(Lines of data)
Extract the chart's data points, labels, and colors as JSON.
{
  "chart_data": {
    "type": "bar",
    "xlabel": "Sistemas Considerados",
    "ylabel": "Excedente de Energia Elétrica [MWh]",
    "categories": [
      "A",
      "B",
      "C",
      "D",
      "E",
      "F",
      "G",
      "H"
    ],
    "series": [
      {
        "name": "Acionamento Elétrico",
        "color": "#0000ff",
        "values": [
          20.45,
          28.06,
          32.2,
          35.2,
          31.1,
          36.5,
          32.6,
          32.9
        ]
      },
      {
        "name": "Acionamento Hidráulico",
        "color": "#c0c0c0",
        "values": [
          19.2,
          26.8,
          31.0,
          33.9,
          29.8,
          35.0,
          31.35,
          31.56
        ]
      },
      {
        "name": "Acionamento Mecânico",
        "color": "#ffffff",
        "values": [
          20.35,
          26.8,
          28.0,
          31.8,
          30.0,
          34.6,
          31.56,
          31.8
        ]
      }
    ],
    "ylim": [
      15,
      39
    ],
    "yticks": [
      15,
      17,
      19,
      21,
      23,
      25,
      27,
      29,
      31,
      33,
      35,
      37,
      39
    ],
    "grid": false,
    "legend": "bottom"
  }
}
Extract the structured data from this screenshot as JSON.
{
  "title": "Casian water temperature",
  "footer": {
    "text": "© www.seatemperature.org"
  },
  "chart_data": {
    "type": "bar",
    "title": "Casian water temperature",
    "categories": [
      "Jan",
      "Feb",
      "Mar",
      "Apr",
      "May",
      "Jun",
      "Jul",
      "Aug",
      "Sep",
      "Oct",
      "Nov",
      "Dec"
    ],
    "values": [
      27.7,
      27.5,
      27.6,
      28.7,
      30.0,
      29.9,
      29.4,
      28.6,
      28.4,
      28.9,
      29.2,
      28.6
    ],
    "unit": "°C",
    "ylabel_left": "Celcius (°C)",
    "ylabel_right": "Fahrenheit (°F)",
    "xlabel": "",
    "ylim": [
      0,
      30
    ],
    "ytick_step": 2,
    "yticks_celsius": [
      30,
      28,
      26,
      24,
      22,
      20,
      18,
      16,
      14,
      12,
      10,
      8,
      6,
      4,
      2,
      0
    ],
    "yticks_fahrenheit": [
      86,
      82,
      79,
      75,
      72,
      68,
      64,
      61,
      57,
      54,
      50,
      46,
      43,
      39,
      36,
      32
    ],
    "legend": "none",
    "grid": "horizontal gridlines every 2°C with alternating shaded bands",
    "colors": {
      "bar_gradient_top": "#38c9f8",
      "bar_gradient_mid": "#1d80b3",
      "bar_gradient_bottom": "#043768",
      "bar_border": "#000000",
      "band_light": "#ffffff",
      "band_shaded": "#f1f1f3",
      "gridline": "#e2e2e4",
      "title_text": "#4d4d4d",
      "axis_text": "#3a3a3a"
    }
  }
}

What you have to do: Your task is to give the records above again, exactly.

Expected answer:
Extract the chart's data points, labels, and colors as JSON.
{
  "chart_data": {
    "type": "bar",
    "xlabel": "Sistemas Considerados",
    "ylabel": "Excedente de Energia Elétrica [MWh]",
    "categories": [
      "A",
      "B",
      "C",
      "D",
      "E",
      "F",
      "G",
      "H"
    ],
    "series": [
      {
        "name": "Acionamento Elétrico",
        "color": "#0000ff",
        "values": [
          20.45,
          28.06,
          32.2,
          35.2,
          31.1,
          36.5,
          32.6,
          32.9
        ]
      },
      {
        "name": "Acionamento Hidráulico",
        "color": "#c0c0c0",
        "values": [
          19.2,
          26.8,
          31.0,
          33.9,
          29.8,
          35.0,
          31.35,
          31.56
        ]
      },
      {
        "name": "Acionamento Mecânico",
        "color": "#ffffff",
        "values": [
          20.35,
          26.8,
          28.0,
          31.8,
          30.0,
          34.6,
          31.56,
          31.8
        ]
      }
    ],
    "ylim": [
      15,
      39
    ],
    "yticks": [
      15,
      17,
      19,
      21,
      23,
      25,
      27,
      29,
      31,
      33,
      35,
      37,
      39
    ],
    "grid": false,
    "legend": "bottom"
  }
}
Extract the structured data from this screenshot as JSON.
{
  "title": "Casian water temperature",
  "footer": {
    "text": "© www.seatemperature.org"
  },
  "chart_data": {
    "type": "bar",
    "title": "Casian water temperature",
    "categories": [
      "Jan",
      "Feb",
      "Mar",
      "Apr",
      "May",
      "Jun",
      "Jul",
      "Aug",
      "Sep",
      "Oct",
      "Nov",
      "Dec"
    ],
    "values": [
      27.7,
      27.5,
      27.6,
      28.7,
      30.0,
      29.9,
      29.4,
      28.6,
      28.4,
      28.9,
      29.2,
      28.6
    ],
    "unit": "°C",
    "ylabel_left": "Celcius (°C)",
    "ylabel_right": "Fahrenheit (°F)",
    "xlabel": "",
    "ylim": [
      0,
      30
    ],
    "ytick_step": 2,
    "yticks_celsius": [
      30,
      28,
      26,
      24,
      22,
      20,
      18,
      16,
      14,
      12,
      10,
      8,
      6,
      4,
      2,
      0
    ],
    "yticks_fahrenheit": [
      86,
      82,
      79,
      75,
      72,
      68,
      64,
      61,
      57,
      54,
      50,
      46,
      43,
      39,
      36,
      32
    ],
    "legend": "none",
    "grid": "horizontal gridlines every 2°C with alternating shaded bands",
    "colors": {
      "bar_gradient_top": "#38c9f8",
      "bar_gradient_mid": "#1d80b3",
      "bar_gradient_bottom": "#043768",
      "bar_border": "#000000",
      "band_light": "#ffffff",
      "band_shaded": "#f1f1f3",
      "gridline": "#e2e2e4",
      "title_text": "#4d4d4d",
      "axis_text": "#3a3a3a"
    }
  }
}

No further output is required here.